(Records from a dataset)
■ ■ ■ ■ ■
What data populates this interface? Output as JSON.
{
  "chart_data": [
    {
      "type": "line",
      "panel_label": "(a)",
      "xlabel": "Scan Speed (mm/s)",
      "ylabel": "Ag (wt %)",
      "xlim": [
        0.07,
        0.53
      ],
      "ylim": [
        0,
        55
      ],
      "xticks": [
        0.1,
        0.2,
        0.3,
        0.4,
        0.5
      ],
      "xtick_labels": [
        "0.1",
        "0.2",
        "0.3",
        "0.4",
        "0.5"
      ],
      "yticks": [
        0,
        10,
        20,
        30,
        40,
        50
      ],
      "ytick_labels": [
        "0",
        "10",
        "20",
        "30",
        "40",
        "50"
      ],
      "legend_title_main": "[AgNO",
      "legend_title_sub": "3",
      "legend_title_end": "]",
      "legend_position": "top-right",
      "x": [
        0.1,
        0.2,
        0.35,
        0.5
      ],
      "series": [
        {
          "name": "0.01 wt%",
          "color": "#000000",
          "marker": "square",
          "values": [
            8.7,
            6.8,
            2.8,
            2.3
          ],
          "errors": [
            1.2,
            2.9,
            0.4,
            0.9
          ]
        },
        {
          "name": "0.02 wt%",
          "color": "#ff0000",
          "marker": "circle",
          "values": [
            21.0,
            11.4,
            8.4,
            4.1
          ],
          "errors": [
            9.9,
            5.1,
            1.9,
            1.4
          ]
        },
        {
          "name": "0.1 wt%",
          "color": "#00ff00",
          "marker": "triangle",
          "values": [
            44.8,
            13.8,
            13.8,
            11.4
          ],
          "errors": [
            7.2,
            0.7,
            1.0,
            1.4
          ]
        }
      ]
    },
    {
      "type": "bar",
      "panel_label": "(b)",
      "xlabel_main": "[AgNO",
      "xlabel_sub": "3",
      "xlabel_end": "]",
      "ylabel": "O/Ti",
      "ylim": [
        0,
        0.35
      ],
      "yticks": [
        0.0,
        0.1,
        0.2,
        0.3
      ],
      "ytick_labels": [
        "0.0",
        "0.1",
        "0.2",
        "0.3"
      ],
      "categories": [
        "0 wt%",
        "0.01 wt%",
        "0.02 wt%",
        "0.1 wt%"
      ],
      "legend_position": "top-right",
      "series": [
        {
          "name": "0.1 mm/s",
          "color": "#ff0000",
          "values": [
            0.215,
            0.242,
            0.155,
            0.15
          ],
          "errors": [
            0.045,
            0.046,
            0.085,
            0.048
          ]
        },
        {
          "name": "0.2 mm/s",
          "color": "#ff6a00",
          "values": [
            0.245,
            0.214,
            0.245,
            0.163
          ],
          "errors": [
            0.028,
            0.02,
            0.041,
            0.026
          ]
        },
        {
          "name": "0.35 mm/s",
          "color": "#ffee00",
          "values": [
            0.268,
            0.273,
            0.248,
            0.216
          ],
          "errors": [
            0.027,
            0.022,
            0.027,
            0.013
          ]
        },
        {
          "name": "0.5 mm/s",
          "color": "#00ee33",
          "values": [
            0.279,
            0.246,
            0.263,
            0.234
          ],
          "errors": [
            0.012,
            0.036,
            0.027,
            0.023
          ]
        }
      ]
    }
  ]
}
■ ■ ■ ■ ■
### What you need to do
Write an exact transcription of every entry above.

### Solution for this task
What data populates this interface? Output as JSON.
{
  "chart_data": [
    {
      "type": "line",
      "panel_label": "(a)",
      "xlabel": "Scan Speed (mm/s)",
      "ylabel": "Ag (wt %)",
      "xlim": [
        0.07,
        0.53
      ],
      "ylim": [
        0,
        55
      ],
      "xticks": [
        0.1,
        0.2,
        0.3,
        0.4,
        0.5
      ],
      "xtick_labels": [
        "0.1",
        "0.2",
        "0.3",
        "0.4",
        "0.5"
      ],
      "yticks": [
        0,
        10,
        20,
        30,
        40,
        50
      ],
      "ytick_labels": [
        "0",
        "10",
        "20",
        "30",
        "40",
        "50"
      ],
      "legend_title_main": "[AgNO",
      "legend_title_sub": "3",
      "legend_title_end": "]",
      "legend_position": "top-right",
      "x": [
        0.1,
        0.2,
        0.35,
        0.5
      ],
      "series": [
        {
          "name": "0.01 wt%",
          "color": "#000000",
          "marker": "square",
          "values": [
            8.7,
            6.8,
            2.8,
            2.3
          ],
          "errors": [
            1.2,
            2.9,
            0.4,
            0.9
          ]
        },
        {
          "name": "0.02 wt%",
          "color": "#ff0000",
          "marker": "circle",
          "values": [
            21.0,
            11.4,
            8.4,
            4.1
          ],
          "errors": [
            9.9,
            5.1,
            1.9,
            1.4
          ]
        },
        {
          "name": "0.1 wt%",
          "color": "#00ff00",
          "marker": "triangle",
          "values": [
            44.8,
            13.8,
            13.8,
            11.4
          ],
          "errors": [
            7.2,
            0.7,
            1.0,
            1.4
          ]
        }
      ]
    },
    {
      "type": "bar",
      "panel_label": "(b)",
      "xlabel_main": "[AgNO",
      "xlabel_sub": "3",
      "xlabel_end": "]",
      "ylabel": "O/Ti",
      "ylim": [
        0,
        0.35
      ],
      "yticks": [
        0.0,
        0.1,
        0.2,
        0.3
      ],
      "ytick_labels": [
        "0.0",
        "0.1",
        "0.2",
        "0.3"
      ],
      "categories": [
        "0 wt%",
        "0.01 wt%",
        "0.02 wt%",
        "0.1 wt%"
      ],
      "legend_position": "top-right",
      "series": [
        {
          "name": "0.1 mm/s",
          "color": "#ff0000",
          "values": [
            0.215,
            0.242,
            0.155,
            0.15
          ],
          "errors": [
            0.045,
            0.046,
            0.085,
            0.048
          ]
        },
        {
          "name": "0.2 mm/s",
          "color": "#ff6a00",
          "values": [
            0.245,
            0.214,
            0.245,
            0.163
          ],
          "errors": [
            0.028,
            0.02,
            0.041,
            0.026
          ]
        },
        {
          "name": "0.35 mm/s",
          "color": "#ffee00",
          "values": [
            0.268,
            0.273,
            0.248,
            0.216
          ],
          "errors": [
            0.027,
            0.022,
            0.027,
            0.013
          ]
        },
        {
          "name": "0.5 mm/s",
          "color": "#00ee33",
          "values": [
            0.279,
            0.246,
            0.263,
            0.234
          ],
          "errors": [
            0.012,
            0.036,
            0.027,
            0.023
          ]
        }
      ]
    }
  ]
}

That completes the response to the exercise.